**What you have to do**
Check each line of the data below for the word "status", then extract the ones that have it.

## BEGIN Dataset extract

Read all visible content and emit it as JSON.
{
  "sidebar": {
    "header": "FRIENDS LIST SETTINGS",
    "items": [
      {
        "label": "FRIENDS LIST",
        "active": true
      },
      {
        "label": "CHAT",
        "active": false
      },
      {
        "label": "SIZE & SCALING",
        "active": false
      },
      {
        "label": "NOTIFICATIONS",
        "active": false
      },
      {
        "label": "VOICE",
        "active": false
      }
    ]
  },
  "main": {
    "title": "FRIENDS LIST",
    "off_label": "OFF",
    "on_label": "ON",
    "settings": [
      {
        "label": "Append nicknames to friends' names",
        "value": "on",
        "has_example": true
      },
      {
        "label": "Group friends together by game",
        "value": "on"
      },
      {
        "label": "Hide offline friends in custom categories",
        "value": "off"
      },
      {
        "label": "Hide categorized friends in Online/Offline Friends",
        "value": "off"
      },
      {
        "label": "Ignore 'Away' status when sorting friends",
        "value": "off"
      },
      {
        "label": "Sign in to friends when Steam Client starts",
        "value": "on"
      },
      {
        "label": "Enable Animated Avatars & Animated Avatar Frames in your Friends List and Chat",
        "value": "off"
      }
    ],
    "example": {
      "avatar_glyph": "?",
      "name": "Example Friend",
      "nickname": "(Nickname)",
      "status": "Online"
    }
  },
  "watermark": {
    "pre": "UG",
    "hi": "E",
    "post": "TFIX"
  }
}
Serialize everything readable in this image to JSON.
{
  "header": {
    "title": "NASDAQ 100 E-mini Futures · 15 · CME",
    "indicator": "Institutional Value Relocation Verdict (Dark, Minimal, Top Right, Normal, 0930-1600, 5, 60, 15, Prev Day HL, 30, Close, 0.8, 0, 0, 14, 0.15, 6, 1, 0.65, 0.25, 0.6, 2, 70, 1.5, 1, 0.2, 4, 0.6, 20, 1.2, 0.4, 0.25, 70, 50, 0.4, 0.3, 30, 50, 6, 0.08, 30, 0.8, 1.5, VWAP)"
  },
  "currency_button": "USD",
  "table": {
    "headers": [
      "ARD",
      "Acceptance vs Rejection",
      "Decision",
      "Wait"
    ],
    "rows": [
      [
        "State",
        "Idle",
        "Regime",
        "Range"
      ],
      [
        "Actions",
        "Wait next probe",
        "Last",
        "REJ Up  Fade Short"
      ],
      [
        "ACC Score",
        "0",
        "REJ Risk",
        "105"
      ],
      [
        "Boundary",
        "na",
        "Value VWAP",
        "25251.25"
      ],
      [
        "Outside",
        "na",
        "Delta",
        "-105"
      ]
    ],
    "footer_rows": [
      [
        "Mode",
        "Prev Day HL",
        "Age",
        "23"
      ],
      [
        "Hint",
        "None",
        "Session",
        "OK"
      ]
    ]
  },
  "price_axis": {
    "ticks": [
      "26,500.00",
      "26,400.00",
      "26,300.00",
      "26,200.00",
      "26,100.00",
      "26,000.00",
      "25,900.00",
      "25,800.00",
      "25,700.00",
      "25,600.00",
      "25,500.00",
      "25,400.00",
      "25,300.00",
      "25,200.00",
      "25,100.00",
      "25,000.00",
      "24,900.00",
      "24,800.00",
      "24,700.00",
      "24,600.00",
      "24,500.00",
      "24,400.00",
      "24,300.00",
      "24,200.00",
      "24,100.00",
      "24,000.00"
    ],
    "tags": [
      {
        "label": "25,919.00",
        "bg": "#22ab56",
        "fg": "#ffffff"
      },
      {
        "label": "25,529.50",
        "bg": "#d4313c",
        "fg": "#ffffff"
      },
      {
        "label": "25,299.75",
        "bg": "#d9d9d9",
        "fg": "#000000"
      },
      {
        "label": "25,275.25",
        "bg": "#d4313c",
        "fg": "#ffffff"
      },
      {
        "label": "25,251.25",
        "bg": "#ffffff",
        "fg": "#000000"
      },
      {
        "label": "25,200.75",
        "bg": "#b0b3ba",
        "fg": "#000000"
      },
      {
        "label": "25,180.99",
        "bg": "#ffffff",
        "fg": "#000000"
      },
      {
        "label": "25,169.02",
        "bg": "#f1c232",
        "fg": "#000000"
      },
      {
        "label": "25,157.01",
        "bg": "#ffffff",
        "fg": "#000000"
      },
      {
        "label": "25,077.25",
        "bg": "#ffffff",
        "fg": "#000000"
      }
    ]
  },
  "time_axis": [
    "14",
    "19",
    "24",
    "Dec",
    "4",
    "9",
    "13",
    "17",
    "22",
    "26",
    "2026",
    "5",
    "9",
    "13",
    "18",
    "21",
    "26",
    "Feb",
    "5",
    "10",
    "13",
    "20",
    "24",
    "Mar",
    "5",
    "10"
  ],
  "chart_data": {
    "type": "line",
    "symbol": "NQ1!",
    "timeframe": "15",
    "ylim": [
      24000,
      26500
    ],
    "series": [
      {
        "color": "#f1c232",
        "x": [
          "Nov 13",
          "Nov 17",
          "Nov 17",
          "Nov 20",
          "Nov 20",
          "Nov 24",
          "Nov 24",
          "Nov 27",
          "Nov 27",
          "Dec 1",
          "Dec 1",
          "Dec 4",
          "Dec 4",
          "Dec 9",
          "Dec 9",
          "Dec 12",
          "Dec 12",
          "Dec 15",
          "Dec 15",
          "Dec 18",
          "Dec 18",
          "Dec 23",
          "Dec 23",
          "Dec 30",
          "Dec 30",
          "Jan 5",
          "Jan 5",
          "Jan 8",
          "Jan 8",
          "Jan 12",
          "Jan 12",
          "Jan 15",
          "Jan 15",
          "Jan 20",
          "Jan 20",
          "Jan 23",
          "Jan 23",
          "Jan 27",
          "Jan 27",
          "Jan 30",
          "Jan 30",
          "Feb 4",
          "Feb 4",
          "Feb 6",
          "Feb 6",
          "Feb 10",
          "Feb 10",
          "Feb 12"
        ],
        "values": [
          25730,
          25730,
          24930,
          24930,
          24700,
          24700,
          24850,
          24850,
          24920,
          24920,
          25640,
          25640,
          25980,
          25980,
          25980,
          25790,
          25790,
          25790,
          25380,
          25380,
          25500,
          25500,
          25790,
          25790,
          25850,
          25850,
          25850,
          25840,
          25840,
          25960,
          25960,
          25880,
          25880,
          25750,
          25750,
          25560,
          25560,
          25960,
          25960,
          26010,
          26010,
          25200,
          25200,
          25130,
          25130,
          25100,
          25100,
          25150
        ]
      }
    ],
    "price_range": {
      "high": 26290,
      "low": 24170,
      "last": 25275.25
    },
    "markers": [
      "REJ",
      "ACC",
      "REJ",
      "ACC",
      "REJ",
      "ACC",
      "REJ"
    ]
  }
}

## END Dataset extract

**Full solution**
        "label": "Ignore 'Away' status when sorting friends",
      "status": "Online"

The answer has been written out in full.